■ Required task 1:
Copy the part of the push button switch claims that begins at the words "5. The push" and stops after the words "and to cause it to conduct electrically.".
■ Required task 2:
Continue the push button switch claims from where they stop.

■ Extracted text:
==================================================

5. The push button switch according to claim 1, further comprising an
elastic element, located between the key cap and the baseplate, wherein
upon depression of the key cap, the key cap presses the elastic member to
actuate the switch element and to cause it to conduct electrically.
6. The push button switch according to claim 1 further comprising an
elastic member which has an upper surface, wherein:
the internal arm element further comprises a manipulator having a first and
a second end, the first end fixedly connected to the internal arm element;
the elastic member is located between the manipulator and the baseplate and
the second of the manipulator contacts the upper surface of the elastic
member, and, upon depression of the key cap, the second end of the
manipulator presses the elastic member to actuate the switch element and
to cause it to conduct electrically.
7. A push button switch comprising:
a key cap having a top and a bottom surface, a first pair of spaced-apart
bearing portions and a second pair of spaced-apart bearing portions formed
on the bottom surface;
a baseplate having a pair of receiving slots and a single baseplate bearing
portion formed on the baseplate, the single baseplate bearing portion
displaced from each receiving slot by substantially the same distance, the
baseplate having a main flat surface;
a switch element which selectively electrically conducts in response to
up-and-down motion of the key cap;
an internal arm element having a closed shape and two ends, the internal
arm element having a first shaft provided at the first end thereof, the
first shaft being rotatably connected to the first pair of spaced-apart
bearing portions and having first and second end portions, the internal
arm element further having a second shaft provided at the second end
thereof, the second shaft being slidably rotatably received in the single
baseplate bearing portion and having first and second end portions, the
internal arm element including a first side frame and a second side frame
to connect the first shaft and the second shaft at the first and second
end portions of the shafts;
an external arm element having a U-shape, the external arm element having a
third shaft provided at an end thereof, the third shaft being slidably
rotatably connected to the second pair of spaced-apart bearing portions,
the external arm element including a third side frame and a fourth side
frame, each having opposed first and second end portions, each connected
to the third shaft at its first end portion, and each having, a pin
provided at its second end portion, the pin being rotatably received in
the pair of receiving slots.

==================================================

■ Record set:
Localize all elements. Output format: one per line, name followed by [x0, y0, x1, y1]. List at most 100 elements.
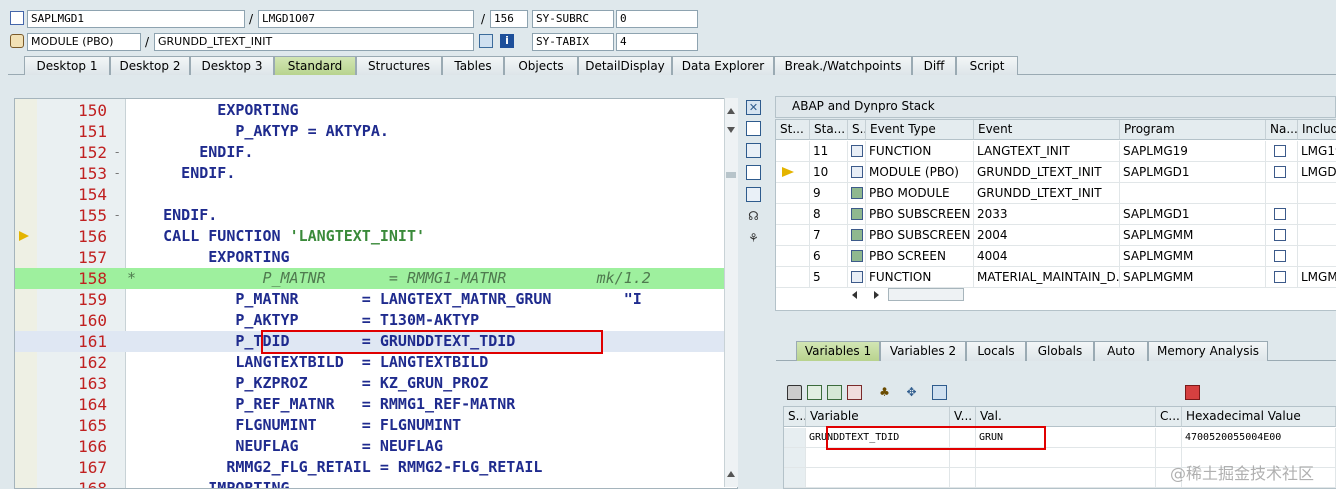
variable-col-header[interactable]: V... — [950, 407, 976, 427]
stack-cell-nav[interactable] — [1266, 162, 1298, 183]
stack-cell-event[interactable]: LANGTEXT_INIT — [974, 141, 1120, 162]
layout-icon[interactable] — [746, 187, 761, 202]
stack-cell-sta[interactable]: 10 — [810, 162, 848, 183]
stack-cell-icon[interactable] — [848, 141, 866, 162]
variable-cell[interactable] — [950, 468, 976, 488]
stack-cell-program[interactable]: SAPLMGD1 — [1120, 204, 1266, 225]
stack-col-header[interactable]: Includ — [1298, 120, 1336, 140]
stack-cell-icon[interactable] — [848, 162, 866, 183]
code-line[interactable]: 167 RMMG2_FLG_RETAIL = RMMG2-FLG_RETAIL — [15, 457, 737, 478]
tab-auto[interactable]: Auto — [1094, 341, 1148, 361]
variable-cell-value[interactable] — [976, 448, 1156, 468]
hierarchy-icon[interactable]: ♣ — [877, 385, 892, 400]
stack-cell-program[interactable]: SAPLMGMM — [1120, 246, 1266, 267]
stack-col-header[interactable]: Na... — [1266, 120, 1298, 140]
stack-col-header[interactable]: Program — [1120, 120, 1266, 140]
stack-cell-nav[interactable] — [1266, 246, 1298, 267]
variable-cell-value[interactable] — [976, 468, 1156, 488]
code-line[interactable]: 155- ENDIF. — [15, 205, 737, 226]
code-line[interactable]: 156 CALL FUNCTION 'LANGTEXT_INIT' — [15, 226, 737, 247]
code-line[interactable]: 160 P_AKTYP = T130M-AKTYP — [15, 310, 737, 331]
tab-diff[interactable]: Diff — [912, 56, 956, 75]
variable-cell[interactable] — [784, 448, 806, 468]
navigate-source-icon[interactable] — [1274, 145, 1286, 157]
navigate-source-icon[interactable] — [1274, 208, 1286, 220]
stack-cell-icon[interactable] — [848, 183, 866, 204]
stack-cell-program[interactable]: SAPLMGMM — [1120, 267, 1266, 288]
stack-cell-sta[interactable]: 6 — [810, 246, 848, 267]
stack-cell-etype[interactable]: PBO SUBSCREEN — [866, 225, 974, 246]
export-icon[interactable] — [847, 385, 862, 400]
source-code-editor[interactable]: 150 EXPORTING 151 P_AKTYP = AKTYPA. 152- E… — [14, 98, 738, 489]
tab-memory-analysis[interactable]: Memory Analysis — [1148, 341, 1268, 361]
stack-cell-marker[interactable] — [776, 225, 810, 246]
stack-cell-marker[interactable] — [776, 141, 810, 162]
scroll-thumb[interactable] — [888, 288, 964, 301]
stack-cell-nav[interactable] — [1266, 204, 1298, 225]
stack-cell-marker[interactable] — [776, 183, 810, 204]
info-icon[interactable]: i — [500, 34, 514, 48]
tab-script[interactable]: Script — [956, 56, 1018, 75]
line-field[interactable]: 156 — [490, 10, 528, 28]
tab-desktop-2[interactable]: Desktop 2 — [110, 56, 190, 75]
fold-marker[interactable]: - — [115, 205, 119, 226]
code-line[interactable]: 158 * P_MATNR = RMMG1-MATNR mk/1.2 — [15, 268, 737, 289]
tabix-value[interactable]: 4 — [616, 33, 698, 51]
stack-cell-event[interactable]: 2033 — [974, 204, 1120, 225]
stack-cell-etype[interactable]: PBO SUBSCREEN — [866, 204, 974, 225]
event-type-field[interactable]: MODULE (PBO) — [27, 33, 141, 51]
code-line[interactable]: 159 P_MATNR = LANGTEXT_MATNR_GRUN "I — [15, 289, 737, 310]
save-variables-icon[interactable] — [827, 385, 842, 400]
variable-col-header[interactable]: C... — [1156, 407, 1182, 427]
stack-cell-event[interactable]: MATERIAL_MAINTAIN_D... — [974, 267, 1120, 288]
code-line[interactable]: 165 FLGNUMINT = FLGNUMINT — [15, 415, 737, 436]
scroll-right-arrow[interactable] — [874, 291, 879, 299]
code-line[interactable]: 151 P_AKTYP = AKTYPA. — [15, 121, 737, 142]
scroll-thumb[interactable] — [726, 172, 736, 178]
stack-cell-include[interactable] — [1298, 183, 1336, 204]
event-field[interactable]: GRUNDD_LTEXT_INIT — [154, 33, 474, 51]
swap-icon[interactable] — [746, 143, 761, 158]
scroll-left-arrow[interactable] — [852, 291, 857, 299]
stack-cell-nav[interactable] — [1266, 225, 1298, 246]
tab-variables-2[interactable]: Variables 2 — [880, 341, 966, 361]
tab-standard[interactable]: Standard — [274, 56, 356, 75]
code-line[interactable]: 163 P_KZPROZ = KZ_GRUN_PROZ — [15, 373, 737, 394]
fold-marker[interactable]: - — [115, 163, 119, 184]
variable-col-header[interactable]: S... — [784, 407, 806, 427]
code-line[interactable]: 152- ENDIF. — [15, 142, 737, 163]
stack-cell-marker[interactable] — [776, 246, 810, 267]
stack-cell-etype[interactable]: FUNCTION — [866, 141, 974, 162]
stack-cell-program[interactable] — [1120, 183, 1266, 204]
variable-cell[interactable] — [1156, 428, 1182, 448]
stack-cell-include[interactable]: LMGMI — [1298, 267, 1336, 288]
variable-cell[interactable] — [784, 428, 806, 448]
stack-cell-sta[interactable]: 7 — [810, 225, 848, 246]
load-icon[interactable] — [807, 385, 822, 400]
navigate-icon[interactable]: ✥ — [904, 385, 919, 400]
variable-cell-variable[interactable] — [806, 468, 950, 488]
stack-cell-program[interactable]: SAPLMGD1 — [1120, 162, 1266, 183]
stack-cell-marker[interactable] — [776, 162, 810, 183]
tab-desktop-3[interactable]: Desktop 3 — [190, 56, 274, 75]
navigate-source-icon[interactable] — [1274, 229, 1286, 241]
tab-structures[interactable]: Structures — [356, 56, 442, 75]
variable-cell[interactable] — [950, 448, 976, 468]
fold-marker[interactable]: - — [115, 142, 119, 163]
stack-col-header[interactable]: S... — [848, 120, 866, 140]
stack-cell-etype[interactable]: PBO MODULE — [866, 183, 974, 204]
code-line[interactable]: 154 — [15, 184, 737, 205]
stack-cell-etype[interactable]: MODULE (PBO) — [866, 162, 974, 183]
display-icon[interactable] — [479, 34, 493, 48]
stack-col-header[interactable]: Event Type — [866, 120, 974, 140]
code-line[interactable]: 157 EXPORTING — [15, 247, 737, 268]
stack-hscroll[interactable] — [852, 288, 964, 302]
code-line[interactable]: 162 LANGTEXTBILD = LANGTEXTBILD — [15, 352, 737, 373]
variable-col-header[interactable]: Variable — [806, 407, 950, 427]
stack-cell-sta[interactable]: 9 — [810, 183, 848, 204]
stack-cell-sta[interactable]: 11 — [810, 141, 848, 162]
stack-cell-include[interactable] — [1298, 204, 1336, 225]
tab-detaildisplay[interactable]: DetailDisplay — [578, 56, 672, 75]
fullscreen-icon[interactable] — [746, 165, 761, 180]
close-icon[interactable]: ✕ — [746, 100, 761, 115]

==================================================

■ Expected output 1:
5. The push button switch according to claim 1, further comprising an
elastic element, located between the key cap and the baseplate, wherein
upon depression of the key cap, the key cap presses the elastic member to
actuate the switch element and to cause it to conduct electrically.

■ Expected output 2:
8. The push button switch according to claim 7, further comprising a
traverse pivot axle, wherein the internal and external arm elements are
pivotally joined with the traverse pivot axle.
9. The push button switch according to claim 8, further comprising an
elastic member, located between the traverse pivot axle and the baseplate,
wherein, upon depression of the key cap, the traverse pivot axle presses
the elastic member to actuate the switch element and to cause it to
conduct electrically.
10. The push button switch according to claim 7, further comprising a pair
of protrusions formed on one of the arm elements and a pair of
corresponding curved slots formed on the other one of the arm elements,
wherein the internal and external arm elements are rotatably joined
together by a pair of protrusions formed on one of the arm elements and a
pair of corresponding curved slots formed on the other one of the arm
elements.
11. The push button switch according to claim 7, further comprising an
elastic element, located between the key cap and the baseplate, wherein,
upon depression of the key cap, the key cap presses the elastic member to
actuate the switch element and to cause it to conduct electrically.
12. The push button switch according to claim 7 further comprising an
elastic member which has an upper surface, wherein:
the internal arm element further comprises a manipulator having a first and
a second end, the first end fixedly connected to the internal arm element;
and
the elastic member is located between the manipulator and the baseplate,
and
the second end of the manipulator contacts the upper surface of the elastic
member, and, upon depression of the key cap, the second end of the
manipulator presses the elastic member to actuate the switch element and
to cause it to conduct electrically.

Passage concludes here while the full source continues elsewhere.